[PROBLEM TO WORK ON] Transcribe the records below exactly, leaving out any pictures.

[SUPPLIED MATERIAL]
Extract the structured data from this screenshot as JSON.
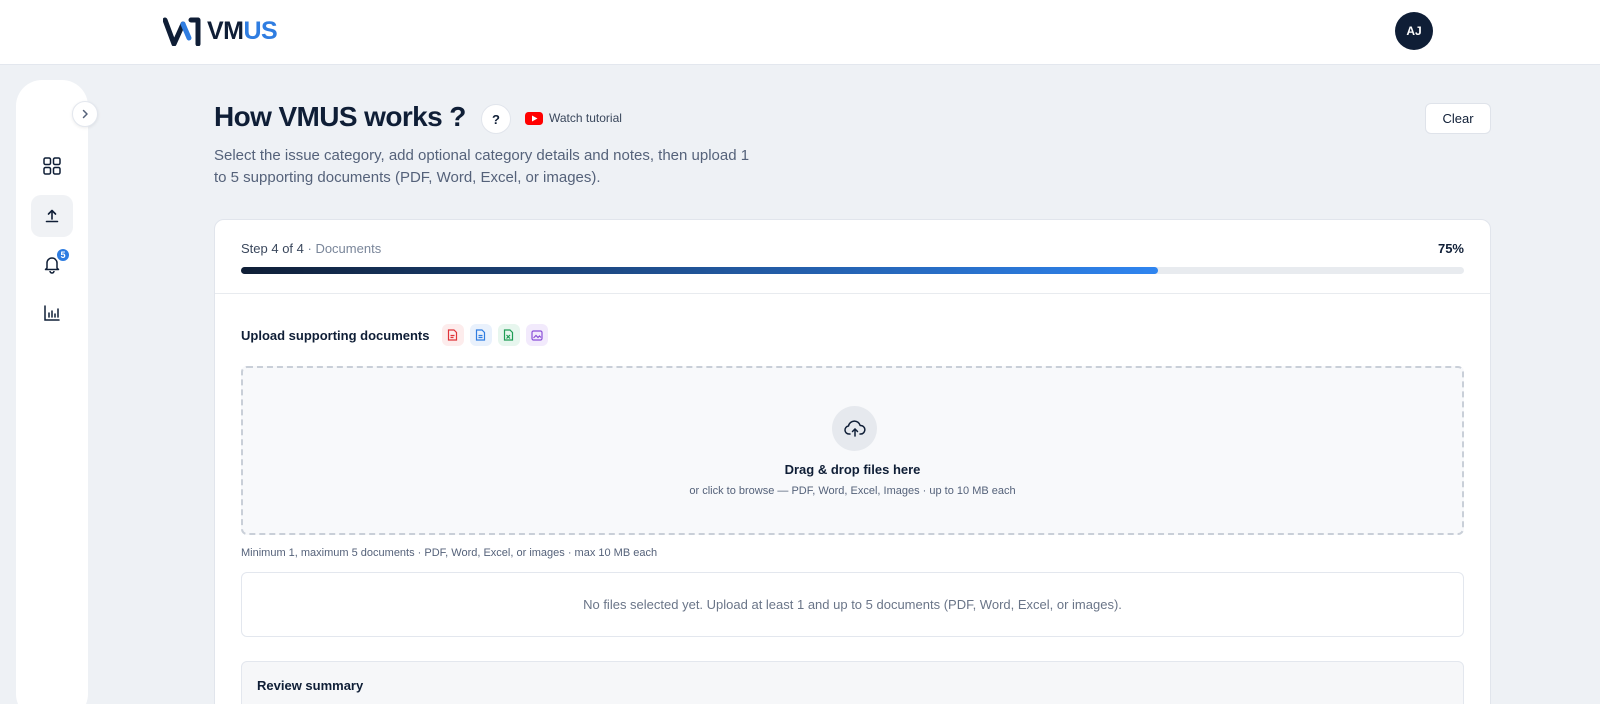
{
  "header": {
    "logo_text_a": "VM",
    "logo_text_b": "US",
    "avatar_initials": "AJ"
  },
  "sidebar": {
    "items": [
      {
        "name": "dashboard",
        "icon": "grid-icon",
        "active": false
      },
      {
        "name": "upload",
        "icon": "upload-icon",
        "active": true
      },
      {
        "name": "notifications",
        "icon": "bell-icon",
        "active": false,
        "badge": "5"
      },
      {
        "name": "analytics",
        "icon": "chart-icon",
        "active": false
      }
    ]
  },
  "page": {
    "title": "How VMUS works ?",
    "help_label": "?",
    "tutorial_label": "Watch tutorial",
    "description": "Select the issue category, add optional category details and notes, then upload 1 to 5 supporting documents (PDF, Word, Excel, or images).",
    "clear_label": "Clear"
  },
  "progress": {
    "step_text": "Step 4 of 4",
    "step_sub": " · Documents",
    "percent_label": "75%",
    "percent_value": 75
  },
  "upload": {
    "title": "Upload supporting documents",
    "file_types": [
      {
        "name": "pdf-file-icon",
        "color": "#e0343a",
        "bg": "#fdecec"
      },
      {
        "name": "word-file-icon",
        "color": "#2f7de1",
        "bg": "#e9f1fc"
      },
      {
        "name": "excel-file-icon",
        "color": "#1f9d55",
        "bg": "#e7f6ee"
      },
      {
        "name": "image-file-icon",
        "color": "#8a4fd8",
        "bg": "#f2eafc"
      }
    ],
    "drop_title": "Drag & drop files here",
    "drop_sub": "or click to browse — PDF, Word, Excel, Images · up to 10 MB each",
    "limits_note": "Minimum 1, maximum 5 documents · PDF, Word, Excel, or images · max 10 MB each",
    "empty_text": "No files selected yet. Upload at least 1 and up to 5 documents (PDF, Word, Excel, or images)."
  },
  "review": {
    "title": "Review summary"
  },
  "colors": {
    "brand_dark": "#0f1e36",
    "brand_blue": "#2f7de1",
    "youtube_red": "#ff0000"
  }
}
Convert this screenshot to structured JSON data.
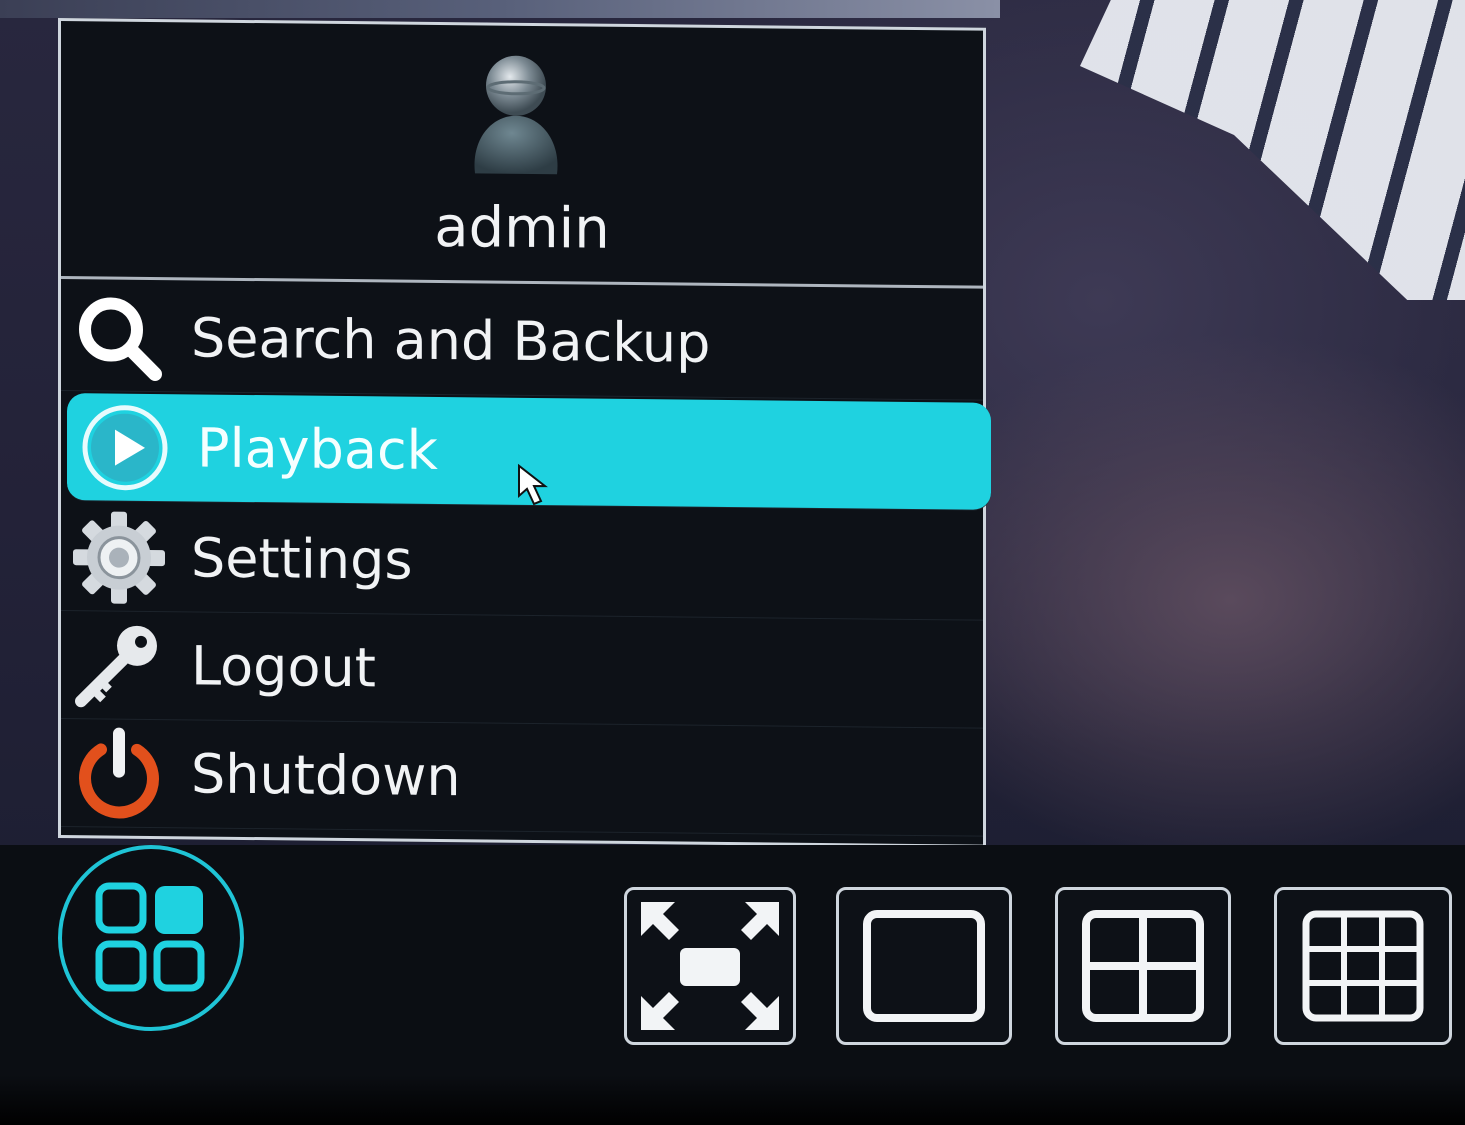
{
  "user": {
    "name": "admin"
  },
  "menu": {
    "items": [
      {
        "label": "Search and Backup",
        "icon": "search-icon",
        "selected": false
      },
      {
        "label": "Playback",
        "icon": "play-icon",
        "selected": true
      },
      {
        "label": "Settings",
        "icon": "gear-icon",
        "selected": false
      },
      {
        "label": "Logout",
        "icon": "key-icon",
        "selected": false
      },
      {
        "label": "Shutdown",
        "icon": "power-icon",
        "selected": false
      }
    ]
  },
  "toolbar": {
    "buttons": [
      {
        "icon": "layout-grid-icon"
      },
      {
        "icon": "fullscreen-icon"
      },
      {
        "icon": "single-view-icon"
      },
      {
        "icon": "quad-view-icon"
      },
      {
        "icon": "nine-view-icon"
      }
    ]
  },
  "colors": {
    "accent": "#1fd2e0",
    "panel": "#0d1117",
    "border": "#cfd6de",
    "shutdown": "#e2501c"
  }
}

[THE OUTPUT]
Extract the structured data from this screenshot as JSON.
{
  "header": {
    "logo_text_a": "VM",
    "logo_text_b": "US",
    "avatar_initials": "AJ"
  },
  "sidebar": {
    "items": [
      {
        "name": "dashboard",
        "icon": "grid-icon",
        "active": false
      },
      {
        "name": "upload",
        "icon": "upload-icon",
        "active": true
      },
      {
        "name": "notifications",
        "icon": "bell-icon",
        "active": false,
        "badge": "5"
      },
      {
        "name": "analytics",
        "icon": "chart-icon",
        "active": false
      }
    ]
  },
  "page": {
    "title": "How VMUS works ?",
    "help_label": "?",
    "tutorial_label": "Watch tutorial",
    "description": "Select the issue category, add optional category details and notes, then upload 1 to 5 supporting documents (PDF, Word, Excel, or images).",
    "clear_label": "Clear"
  },
  "progress": {
    "step_text": "Step 4 of 4",
    "step_sub": " · Documents",
    "percent_label": "75%",
    "percent_value": 75
  },
  "upload": {
    "title": "Upload supporting documents",
    "file_types": [
      {
        "name": "pdf-file-icon",
        "color": "#e0343a",
        "bg": "#fdecec"
      },
      {
        "name": "word-file-icon",
        "color": "#2f7de1",
        "bg": "#e9f1fc"
      },
      {
        "name": "excel-file-icon",
        "color": "#1f9d55",
        "bg": "#e7f6ee"
      },
      {
        "name": "image-file-icon",
        "color": "#8a4fd8",
        "bg": "#f2eafc"
      }
    ],
    "drop_title": "Drag & drop files here",
    "drop_sub": "or click to browse — PDF, Word, Excel, Images · up to 10 MB each",
    "limits_note": "Minimum 1, maximum 5 documents · PDF, Word, Excel, or images · max 10 MB each",
    "empty_text": "No files selected yet. Upload at least 1 and up to 5 documents (PDF, Word, Excel, or images)."
  },
  "review": {
    "title": "Review summary"
  },
  "colors": {
    "brand_dark": "#0f1e36",
    "brand_blue": "#2f7de1",
    "youtube_red": "#ff0000"
  }
}
Convert this screenshot to structured JSON data.
{
  "user": {
    "name": "admin"
  },
  "menu": {
    "items": [
      {
        "label": "Search and Backup",
        "icon": "search-icon",
        "selected": false
      },
      {
        "label": "Playback",
        "icon": "play-icon",
        "selected": true
      },
      {
        "label": "Settings",
        "icon": "gear-icon",
        "selected": false
      },
      {
        "label": "Logout",
        "icon": "key-icon",
        "selected": false
      },
      {
        "label": "Shutdown",
        "icon": "power-icon",
        "selected": false
      }
    ]
  },
  "toolbar": {
    "buttons": [
      {
        "icon": "layout-grid-icon"
      },
      {
        "icon": "fullscreen-icon"
      },
      {
        "icon": "single-view-icon"
      },
      {
        "icon": "quad-view-icon"
      },
      {
        "icon": "nine-view-icon"
      }
    ]
  },
  "colors": {
    "accent": "#1fd2e0",
    "panel": "#0d1117",
    "border": "#cfd6de",
    "shutdown": "#e2501c"
  }
}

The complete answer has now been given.